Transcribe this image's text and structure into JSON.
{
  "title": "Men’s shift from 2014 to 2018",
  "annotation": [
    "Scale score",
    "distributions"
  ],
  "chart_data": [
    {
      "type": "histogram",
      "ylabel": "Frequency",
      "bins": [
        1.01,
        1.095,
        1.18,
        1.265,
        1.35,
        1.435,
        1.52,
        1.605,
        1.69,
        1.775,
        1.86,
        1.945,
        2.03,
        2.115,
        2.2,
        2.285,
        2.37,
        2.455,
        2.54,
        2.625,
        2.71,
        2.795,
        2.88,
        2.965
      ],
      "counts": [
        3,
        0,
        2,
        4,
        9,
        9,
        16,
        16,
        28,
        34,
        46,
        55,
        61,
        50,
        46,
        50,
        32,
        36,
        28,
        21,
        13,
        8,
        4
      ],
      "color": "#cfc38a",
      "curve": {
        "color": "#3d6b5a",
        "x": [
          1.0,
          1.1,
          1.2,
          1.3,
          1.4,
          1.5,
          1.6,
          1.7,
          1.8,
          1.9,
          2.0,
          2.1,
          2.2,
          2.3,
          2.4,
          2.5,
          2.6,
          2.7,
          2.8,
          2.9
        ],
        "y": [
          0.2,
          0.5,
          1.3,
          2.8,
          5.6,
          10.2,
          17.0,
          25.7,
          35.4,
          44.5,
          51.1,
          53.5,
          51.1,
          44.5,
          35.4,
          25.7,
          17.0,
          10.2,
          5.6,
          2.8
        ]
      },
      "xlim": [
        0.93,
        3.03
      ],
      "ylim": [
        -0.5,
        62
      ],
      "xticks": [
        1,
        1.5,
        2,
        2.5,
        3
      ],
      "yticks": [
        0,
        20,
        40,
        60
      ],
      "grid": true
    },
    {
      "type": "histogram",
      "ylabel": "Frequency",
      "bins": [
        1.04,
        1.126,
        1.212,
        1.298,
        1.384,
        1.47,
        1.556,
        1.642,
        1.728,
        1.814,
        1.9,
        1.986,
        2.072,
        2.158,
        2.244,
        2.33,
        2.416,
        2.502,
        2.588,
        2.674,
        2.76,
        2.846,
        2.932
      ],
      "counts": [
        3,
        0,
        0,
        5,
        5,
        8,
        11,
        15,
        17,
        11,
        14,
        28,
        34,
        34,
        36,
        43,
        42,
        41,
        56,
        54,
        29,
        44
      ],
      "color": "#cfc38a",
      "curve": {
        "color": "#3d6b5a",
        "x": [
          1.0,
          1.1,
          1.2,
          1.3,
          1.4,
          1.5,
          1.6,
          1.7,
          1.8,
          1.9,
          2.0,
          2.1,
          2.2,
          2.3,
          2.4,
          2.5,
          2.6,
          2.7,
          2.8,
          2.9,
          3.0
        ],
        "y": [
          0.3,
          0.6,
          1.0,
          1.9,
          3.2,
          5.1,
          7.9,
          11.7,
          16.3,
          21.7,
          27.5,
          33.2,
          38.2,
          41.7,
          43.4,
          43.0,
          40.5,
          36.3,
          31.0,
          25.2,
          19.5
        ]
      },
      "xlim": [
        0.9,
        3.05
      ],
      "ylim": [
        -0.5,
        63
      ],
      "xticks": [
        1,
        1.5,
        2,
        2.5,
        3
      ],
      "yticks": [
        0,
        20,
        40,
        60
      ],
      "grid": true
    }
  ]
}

## WHAT TO WORK ON
Give back the data above exactly as it appears.

## RESPONSE
Transcribe this image's text and structure into JSON.
{
  "title": "Men’s shift from 2014 to 2018",
  "annotation": [
    "Scale score",
    "distributions"
  ],
  "chart_data": [
    {
      "type": "histogram",
      "ylabel": "Frequency",
      "bins": [
        1.01,
        1.095,
        1.18,
        1.265,
        1.35,
        1.435,
        1.52,
        1.605,
        1.69,
        1.775,
        1.86,
        1.945,
        2.03,
        2.115,
        2.2,
        2.285,
        2.37,
        2.455,
        2.54,
        2.625,
        2.71,
        2.795,
        2.88,
        2.965
      ],
      "counts": [
        3,
        0,
        2,
        4,
        9,
        9,
        16,
        16,
        28,
        34,
        46,
        55,
        61,
        50,
        46,
        50,
        32,
        36,
        28,
        21,
        13,
        8,
        4
      ],
      "color": "#cfc38a",
      "curve": {
        "color": "#3d6b5a",
        "x": [
          1.0,
          1.1,
          1.2,
          1.3,
          1.4,
          1.5,
          1.6,
          1.7,
          1.8,
          1.9,
          2.0,
          2.1,
          2.2,
          2.3,
          2.4,
          2.5,
          2.6,
          2.7,
          2.8,
          2.9
        ],
        "y": [
          0.2,
          0.5,
          1.3,
          2.8,
          5.6,
          10.2,
          17.0,
          25.7,
          35.4,
          44.5,
          51.1,
          53.5,
          51.1,
          44.5,
          35.4,
          25.7,
          17.0,
          10.2,
          5.6,
          2.8
        ]
      },
      "xlim": [
        0.93,
        3.03
      ],
      "ylim": [
        -0.5,
        62
      ],
      "xticks": [
        1,
        1.5,
        2,
        2.5,
        3
      ],
      "yticks": [
        0,
        20,
        40,
        60
      ],
      "grid": true
    },
    {
      "type": "histogram",
      "ylabel": "Frequency",
      "bins": [
        1.04,
        1.126,
        1.212,
        1.298,
        1.384,
        1.47,
        1.556,
        1.642,
        1.728,
        1.814,
        1.9,
        1.986,
        2.072,
        2.158,
        2.244,
        2.33,
        2.416,
        2.502,
        2.588,
        2.674,
        2.76,
        2.846,
        2.932
      ],
      "counts": [
        3,
        0,
        0,
        5,
        5,
        8,
        11,
        15,
        17,
        11,
        14,
        28,
        34,
        34,
        36,
        43,
        42,
        41,
        56,
        54,
        29,
        44
      ],
      "color": "#cfc38a",
      "curve": {
        "color": "#3d6b5a",
        "x": [
          1.0,
          1.1,
          1.2,
          1.3,
          1.4,
          1.5,
          1.6,
          1.7,
          1.8,
          1.9,
          2.0,
          2.1,
          2.2,
          2.3,
          2.4,
          2.5,
          2.6,
          2.7,
          2.8,
          2.9,
          3.0
        ],
        "y": [
          0.3,
          0.6,
          1.0,
          1.9,
          3.2,
          5.1,
          7.9,
          11.7,
          16.3,
          21.7,
          27.5,
          33.2,
          38.2,
          41.7,
          43.4,
          43.0,
          40.5,
          36.3,
          31.0,
          25.2,
          19.5
        ]
      },
      "xlim": [
        0.9,
        3.05
      ],
      "ylim": [
        -0.5,
        63
      ],
      "xticks": [
        1,
        1.5,
        2,
        2.5,
        3
      ],
      "yticks": [
        0,
        20,
        40,
        60
      ],
      "grid": true
    }
  ]
}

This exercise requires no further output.